• What the task asks: List the lines of this listing that hold the word "Password".

begin

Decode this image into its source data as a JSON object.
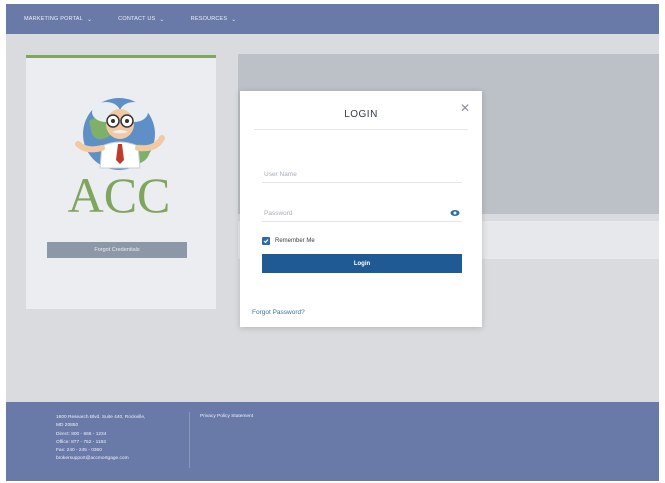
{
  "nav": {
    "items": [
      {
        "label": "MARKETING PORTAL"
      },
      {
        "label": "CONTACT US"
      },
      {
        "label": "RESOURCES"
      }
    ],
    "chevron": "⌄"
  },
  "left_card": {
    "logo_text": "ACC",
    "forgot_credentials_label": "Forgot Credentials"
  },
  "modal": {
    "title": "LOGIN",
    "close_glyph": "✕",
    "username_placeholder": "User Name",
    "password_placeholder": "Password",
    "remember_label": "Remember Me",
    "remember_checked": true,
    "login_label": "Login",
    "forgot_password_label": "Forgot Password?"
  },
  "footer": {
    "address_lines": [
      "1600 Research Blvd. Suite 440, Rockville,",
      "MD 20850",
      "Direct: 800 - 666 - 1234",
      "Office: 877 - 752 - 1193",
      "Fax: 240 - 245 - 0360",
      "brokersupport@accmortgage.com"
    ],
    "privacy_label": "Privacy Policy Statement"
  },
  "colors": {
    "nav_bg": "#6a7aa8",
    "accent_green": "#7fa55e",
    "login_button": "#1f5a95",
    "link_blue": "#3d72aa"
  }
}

end
begin

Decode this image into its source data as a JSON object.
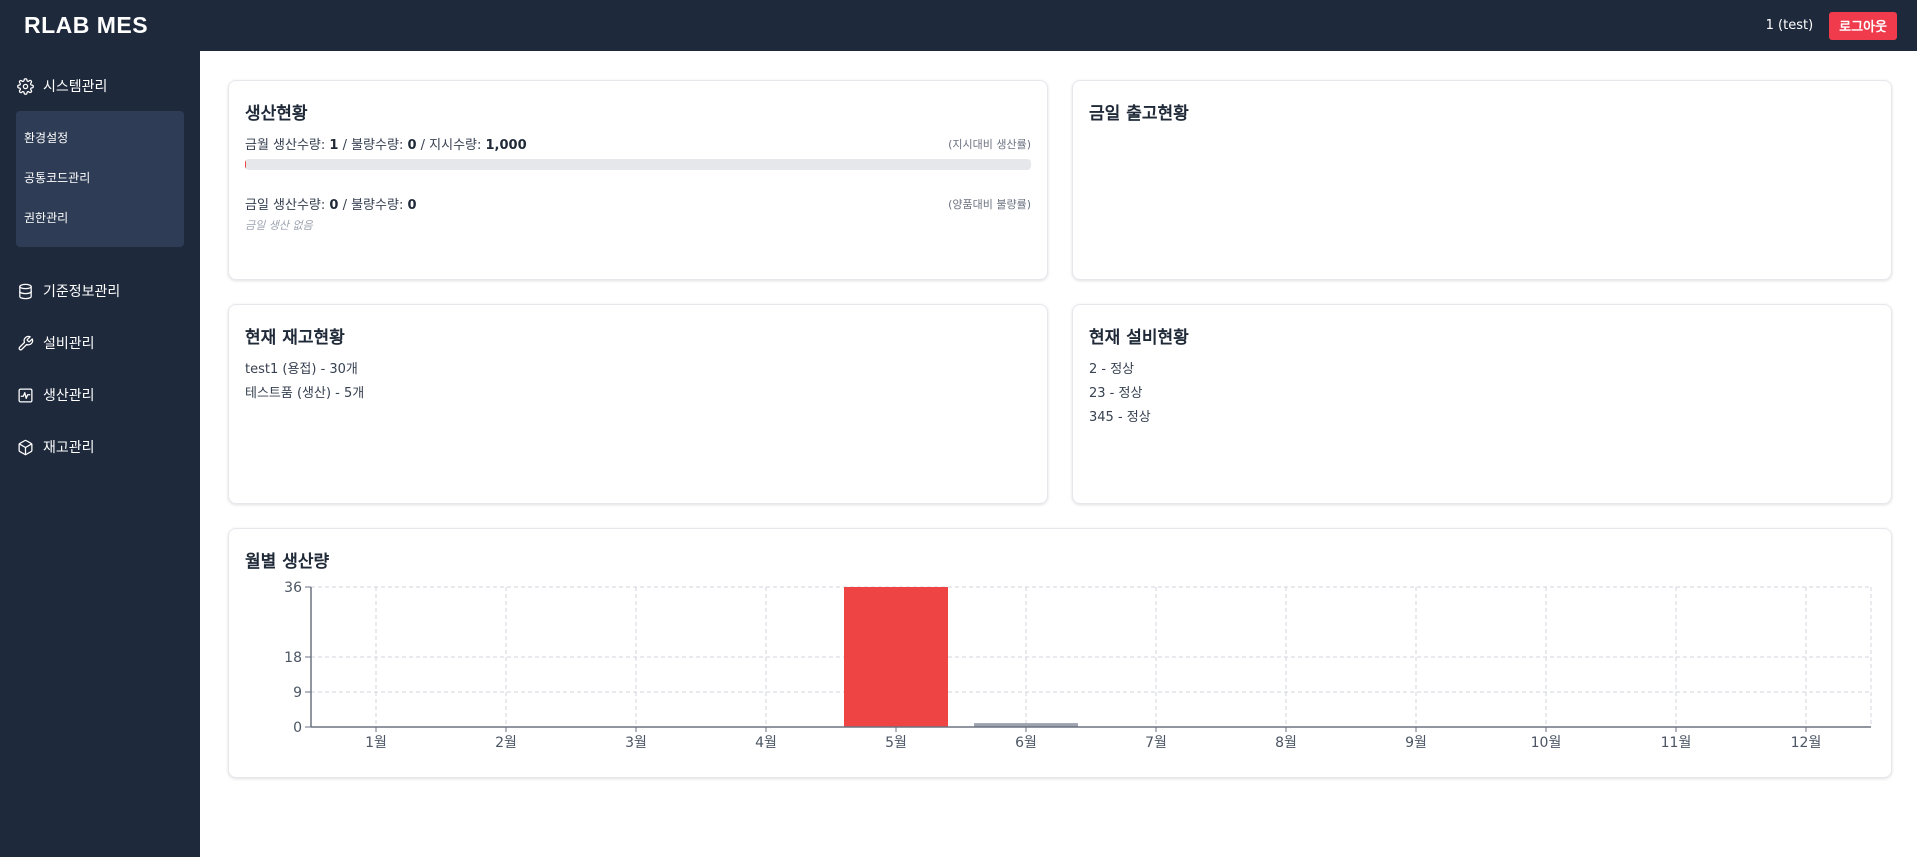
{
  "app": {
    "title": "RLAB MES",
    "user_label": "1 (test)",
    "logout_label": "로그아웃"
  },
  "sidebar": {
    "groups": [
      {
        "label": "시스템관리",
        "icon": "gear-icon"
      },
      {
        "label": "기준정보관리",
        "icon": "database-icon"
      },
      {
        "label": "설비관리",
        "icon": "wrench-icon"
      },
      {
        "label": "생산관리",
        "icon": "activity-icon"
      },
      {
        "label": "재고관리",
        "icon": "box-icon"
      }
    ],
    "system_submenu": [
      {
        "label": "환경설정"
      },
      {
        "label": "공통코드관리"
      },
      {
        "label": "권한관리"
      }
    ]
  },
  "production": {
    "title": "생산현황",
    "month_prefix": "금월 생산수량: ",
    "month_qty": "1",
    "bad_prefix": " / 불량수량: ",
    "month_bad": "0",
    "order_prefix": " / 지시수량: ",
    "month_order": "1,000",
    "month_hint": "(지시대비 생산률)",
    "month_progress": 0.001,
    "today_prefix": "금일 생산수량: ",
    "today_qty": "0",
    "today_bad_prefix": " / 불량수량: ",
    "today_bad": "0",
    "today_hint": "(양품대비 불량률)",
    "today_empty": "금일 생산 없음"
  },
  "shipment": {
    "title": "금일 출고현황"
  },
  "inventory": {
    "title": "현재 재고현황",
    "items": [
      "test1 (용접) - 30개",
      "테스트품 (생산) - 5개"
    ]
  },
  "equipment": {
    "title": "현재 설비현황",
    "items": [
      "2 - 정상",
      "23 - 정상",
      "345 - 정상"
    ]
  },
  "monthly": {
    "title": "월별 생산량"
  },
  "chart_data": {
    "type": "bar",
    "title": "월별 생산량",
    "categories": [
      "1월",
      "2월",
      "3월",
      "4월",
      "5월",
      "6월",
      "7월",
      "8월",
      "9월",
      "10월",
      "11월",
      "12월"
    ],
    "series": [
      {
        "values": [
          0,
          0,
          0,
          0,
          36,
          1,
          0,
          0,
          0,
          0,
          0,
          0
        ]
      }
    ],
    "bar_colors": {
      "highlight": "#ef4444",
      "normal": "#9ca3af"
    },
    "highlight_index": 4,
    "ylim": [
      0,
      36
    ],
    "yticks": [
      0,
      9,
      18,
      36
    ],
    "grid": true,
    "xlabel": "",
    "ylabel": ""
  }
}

end

• Response:
    "password_placeholder": "Password",
    "forgot_password_label": "Forgot Password?"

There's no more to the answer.